◆ Written instruction:
Your task is to print every entry below exactly as given.

— Start of Data for this task —

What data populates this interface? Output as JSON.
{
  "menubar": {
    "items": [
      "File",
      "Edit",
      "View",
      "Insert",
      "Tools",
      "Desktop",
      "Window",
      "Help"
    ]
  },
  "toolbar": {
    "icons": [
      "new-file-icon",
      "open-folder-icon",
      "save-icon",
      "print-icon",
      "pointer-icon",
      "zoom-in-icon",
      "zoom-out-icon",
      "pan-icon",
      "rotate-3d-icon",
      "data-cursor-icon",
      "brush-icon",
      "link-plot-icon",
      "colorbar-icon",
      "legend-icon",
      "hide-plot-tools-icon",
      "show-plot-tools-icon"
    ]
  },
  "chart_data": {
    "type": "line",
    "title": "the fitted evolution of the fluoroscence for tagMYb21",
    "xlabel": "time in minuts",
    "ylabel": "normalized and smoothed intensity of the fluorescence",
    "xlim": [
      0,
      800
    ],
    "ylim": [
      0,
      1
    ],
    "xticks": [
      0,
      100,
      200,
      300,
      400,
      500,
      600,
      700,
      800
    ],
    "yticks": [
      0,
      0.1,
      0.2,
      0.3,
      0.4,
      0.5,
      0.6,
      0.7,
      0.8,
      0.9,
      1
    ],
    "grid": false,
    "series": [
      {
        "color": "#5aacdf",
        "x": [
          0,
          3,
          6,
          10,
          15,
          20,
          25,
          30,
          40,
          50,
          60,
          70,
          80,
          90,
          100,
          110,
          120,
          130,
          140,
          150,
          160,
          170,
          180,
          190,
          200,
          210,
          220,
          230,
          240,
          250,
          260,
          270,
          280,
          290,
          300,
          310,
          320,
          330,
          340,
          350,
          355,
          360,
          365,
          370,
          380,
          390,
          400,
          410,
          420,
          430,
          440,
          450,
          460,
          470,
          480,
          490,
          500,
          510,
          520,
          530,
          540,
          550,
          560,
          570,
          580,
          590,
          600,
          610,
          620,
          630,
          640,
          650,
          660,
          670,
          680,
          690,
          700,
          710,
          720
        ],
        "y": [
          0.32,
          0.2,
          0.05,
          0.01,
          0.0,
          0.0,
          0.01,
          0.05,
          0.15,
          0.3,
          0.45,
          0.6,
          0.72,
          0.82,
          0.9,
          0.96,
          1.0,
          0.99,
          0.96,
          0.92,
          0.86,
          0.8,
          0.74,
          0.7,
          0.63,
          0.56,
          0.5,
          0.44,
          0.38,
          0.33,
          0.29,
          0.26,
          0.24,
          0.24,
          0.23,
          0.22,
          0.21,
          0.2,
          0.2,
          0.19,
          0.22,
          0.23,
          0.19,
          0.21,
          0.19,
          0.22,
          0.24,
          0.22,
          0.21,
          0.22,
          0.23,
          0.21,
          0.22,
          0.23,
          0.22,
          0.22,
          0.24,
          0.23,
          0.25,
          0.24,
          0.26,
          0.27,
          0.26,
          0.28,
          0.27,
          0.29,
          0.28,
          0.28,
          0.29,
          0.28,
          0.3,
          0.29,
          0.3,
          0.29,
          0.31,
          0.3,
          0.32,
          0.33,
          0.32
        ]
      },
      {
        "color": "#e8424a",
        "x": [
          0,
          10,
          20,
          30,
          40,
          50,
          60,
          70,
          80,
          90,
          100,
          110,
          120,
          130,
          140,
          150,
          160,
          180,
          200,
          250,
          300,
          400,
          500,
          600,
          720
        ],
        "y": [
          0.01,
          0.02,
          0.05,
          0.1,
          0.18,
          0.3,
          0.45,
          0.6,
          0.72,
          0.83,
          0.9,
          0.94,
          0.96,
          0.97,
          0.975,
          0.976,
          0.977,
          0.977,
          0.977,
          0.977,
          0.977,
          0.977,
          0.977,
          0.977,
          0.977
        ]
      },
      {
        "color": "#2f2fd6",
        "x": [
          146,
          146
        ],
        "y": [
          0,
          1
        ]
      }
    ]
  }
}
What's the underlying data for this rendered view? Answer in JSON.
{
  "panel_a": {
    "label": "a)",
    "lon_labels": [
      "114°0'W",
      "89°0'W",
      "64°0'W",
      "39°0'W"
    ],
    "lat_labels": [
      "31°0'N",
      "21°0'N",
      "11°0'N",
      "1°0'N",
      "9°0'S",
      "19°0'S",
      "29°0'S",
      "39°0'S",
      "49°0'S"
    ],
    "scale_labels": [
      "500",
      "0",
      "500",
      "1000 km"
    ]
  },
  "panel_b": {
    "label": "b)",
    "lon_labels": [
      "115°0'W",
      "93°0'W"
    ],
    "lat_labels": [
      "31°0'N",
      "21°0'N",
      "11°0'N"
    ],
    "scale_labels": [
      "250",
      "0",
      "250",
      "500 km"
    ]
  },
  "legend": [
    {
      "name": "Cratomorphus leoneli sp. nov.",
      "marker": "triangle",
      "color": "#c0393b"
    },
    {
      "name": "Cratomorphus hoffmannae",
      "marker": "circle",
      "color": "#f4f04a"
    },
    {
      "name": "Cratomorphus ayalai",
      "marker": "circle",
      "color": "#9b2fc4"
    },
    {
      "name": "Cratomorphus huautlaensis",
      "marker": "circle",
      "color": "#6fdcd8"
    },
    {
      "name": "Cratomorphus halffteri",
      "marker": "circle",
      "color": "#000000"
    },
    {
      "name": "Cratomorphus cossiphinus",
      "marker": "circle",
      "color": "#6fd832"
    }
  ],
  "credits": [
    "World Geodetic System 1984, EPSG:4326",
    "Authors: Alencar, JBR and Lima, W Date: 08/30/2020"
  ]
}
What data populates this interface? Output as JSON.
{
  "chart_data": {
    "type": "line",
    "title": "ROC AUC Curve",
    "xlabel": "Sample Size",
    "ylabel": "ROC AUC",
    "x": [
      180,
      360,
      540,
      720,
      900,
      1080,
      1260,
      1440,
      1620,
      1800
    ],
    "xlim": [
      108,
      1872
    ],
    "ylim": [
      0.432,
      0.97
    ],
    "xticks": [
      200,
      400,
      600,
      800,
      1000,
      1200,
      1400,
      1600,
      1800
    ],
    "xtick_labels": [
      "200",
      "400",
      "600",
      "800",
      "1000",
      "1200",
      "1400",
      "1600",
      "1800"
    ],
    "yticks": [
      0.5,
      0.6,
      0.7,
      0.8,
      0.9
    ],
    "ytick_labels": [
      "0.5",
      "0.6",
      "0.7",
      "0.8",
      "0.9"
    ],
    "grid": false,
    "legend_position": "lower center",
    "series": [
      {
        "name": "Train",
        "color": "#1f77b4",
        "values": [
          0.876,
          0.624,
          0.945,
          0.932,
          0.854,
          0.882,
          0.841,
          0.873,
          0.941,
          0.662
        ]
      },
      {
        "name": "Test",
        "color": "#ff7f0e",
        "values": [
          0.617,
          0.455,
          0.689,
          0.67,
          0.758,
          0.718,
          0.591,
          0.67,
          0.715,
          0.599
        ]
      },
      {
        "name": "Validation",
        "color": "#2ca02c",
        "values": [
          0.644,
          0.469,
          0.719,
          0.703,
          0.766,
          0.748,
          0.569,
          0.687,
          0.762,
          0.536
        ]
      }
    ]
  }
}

— End of Data for this task —

◆ In response:
What data populates this interface? Output as JSON.
{
  "menubar": {
    "items": [
      "File",
      "Edit",
      "View",
      "Insert",
      "Tools",
      "Desktop",
      "Window",
      "Help"
    ]
  },
  "toolbar": {
    "icons": [
      "new-file-icon",
      "open-folder-icon",
      "save-icon",
      "print-icon",
      "pointer-icon",
      "zoom-in-icon",
      "zoom-out-icon",
      "pan-icon",
      "rotate-3d-icon",
      "data-cursor-icon",
      "brush-icon",
      "link-plot-icon",
      "colorbar-icon",
      "legend-icon",
      "hide-plot-tools-icon",
      "show-plot-tools-icon"
    ]
  },
  "chart_data": {
    "type": "line",
    "title": "the fitted evolution of the fluoroscence for tagMYb21",
    "xlabel": "time in minuts",
    "ylabel": "normalized and smoothed intensity of the fluorescence",
    "xlim": [
      0,
      800
    ],
    "ylim": [
      0,
      1
    ],
    "xticks": [
      0,
      100,
      200,
      300,
      400,
      500,
      600,
      700,
      800
    ],
    "yticks": [
      0,
      0.1,
      0.2,
      0.3,
      0.4,
      0.5,
      0.6,
      0.7,
      0.8,
      0.9,
      1
    ],
    "grid": false,
    "series": [
      {
        "color": "#5aacdf",
        "x": [
          0,
          3,
          6,
          10,
          15,
          20,
          25,
          30,
          40,
          50,
          60,
          70,
          80,
          90,
          100,
          110,
          120,
          130,
          140,
          150,
          160,
          170,
          180,
          190,
          200,
          210,
          220,
          230,
          240,
          250,
          260,
          270,
          280,
          290,
          300,
          310,
          320,
          330,
          340,
          350,
          355,
          360,
          365,
          370,
          380,
          390,
          400,
          410,
          420,
          430,
          440,
          450,
          460,
          470,
          480,
          490,
          500,
          510,
          520,
          530,
          540,
          550,
          560,
          570,
          580,
          590,
          600,
          610,
          620,
          630,
          640,
          650,
          660,
          670,
          680,
          690,
          700,
          710,
          720
        ],
        "y": [
          0.32,
          0.2,
          0.05,
          0.01,
          0.0,
          0.0,
          0.01,
          0.05,
          0.15,
          0.3,
          0.45,
          0.6,
          0.72,
          0.82,
          0.9,
          0.96,
          1.0,
          0.99,
          0.96,
          0.92,
          0.86,
          0.8,
          0.74,
          0.7,
          0.63,
          0.56,
          0.5,
          0.44,
          0.38,
          0.33,
          0.29,
          0.26,
          0.24,
          0.24,
          0.23,
          0.22,
          0.21,
          0.2,
          0.2,
          0.19,
          0.22,
          0.23,
          0.19,
          0.21,
          0.19,
          0.22,
          0.24,
          0.22,
          0.21,
          0.22,
          0.23,
          0.21,
          0.22,
          0.23,
          0.22,
          0.22,
          0.24,
          0.23,
          0.25,
          0.24,
          0.26,
          0.27,
          0.26,
          0.28,
          0.27,
          0.29,
          0.28,
          0.28,
          0.29,
          0.28,
          0.3,
          0.29,
          0.3,
          0.29,
          0.31,
          0.3,
          0.32,
          0.33,
          0.32
        ]
      },
      {
        "color": "#e8424a",
        "x": [
          0,
          10,
          20,
          30,
          40,
          50,
          60,
          70,
          80,
          90,
          100,
          110,
          120,
          130,
          140,
          150,
          160,
          180,
          200,
          250,
          300,
          400,
          500,
          600,
          720
        ],
        "y": [
          0.01,
          0.02,
          0.05,
          0.1,
          0.18,
          0.3,
          0.45,
          0.6,
          0.72,
          0.83,
          0.9,
          0.94,
          0.96,
          0.97,
          0.975,
          0.976,
          0.977,
          0.977,
          0.977,
          0.977,
          0.977,
          0.977,
          0.977,
          0.977,
          0.977
        ]
      },
      {
        "color": "#2f2fd6",
        "x": [
          146,
          146
        ],
        "y": [
          0,
          1
        ]
      }
    ]
  }
}
What's the underlying data for this rendered view? Answer in JSON.
{
  "panel_a": {
    "label": "a)",
    "lon_labels": [
      "114°0'W",
      "89°0'W",
      "64°0'W",
      "39°0'W"
    ],
    "lat_labels": [
      "31°0'N",
      "21°0'N",
      "11°0'N",
      "1°0'N",
      "9°0'S",
      "19°0'S",
      "29°0'S",
      "39°0'S",
      "49°0'S"
    ],
    "scale_labels": [
      "500",
      "0",
      "500",
      "1000 km"
    ]
  },
  "panel_b": {
    "label": "b)",
    "lon_labels": [
      "115°0'W",
      "93°0'W"
    ],
    "lat_labels": [
      "31°0'N",
      "21°0'N",
      "11°0'N"
    ],
    "scale_labels": [
      "250",
      "0",
      "250",
      "500 km"
    ]
  },
  "legend": [
    {
      "name": "Cratomorphus leoneli sp. nov.",
      "marker": "triangle",
      "color": "#c0393b"
    },
    {
      "name": "Cratomorphus hoffmannae",
      "marker": "circle",
      "color": "#f4f04a"
    },
    {
      "name": "Cratomorphus ayalai",
      "marker": "circle",
      "color": "#9b2fc4"
    },
    {
      "name": "Cratomorphus huautlaensis",
      "marker": "circle",
      "color": "#6fdcd8"
    },
    {
      "name": "Cratomorphus halffteri",
      "marker": "circle",
      "color": "#000000"
    },
    {
      "name": "Cratomorphus cossiphinus",
      "marker": "circle",
      "color": "#6fd832"
    }
  ],
  "credits": [
    "World Geodetic System 1984, EPSG:4326",
    "Authors: Alencar, JBR and Lima, W Date: 08/30/2020"
  ]
}
What data populates this interface? Output as JSON.
{
  "chart_data": {
    "type": "line",
    "title": "ROC AUC Curve",
    "xlabel": "Sample Size",
    "ylabel": "ROC AUC",
    "x": [
      180,
      360,
      540,
      720,
      900,
      1080,
      1260,
      1440,
      1620,
      1800
    ],
    "xlim": [
      108,
      1872
    ],
    "ylim": [
      0.432,
      0.97
    ],
    "xticks": [
      200,
      400,
      600,
      800,
      1000,
      1200,
      1400,
      1600,
      1800
    ],
    "xtick_labels": [
      "200",
      "400",
      "600",
      "800",
      "1000",
      "1200",
      "1400",
      "1600",
      "1800"
    ],
    "yticks": [
      0.5,
      0.6,
      0.7,
      0.8,
      0.9
    ],
    "ytick_labels": [
      "0.5",
      "0.6",
      "0.7",
      "0.8",
      "0.9"
    ],
    "grid": false,
    "legend_position": "lower center",
    "series": [
      {
        "name": "Train",
        "color": "#1f77b4",
        "values": [
          0.876,
          0.624,
          0.945,
          0.932,
          0.854,
          0.882,
          0.841,
          0.873,
          0.941,
          0.662
        ]
      },
      {
        "name": "Test",
        "color": "#ff7f0e",
        "values": [
          0.617,
          0.455,
          0.689,
          0.67,
          0.758,
          0.718,
          0.591,
          0.67,
          0.715,
          0.599
        ]
      },
      {
        "name": "Validation",
        "color": "#2ca02c",
        "values": [
          0.644,
          0.469,
          0.719,
          0.703,
          0.766,
          0.748,
          0.569,
          0.687,
          0.762,
          0.536
        ]
      }
    ]
  }
}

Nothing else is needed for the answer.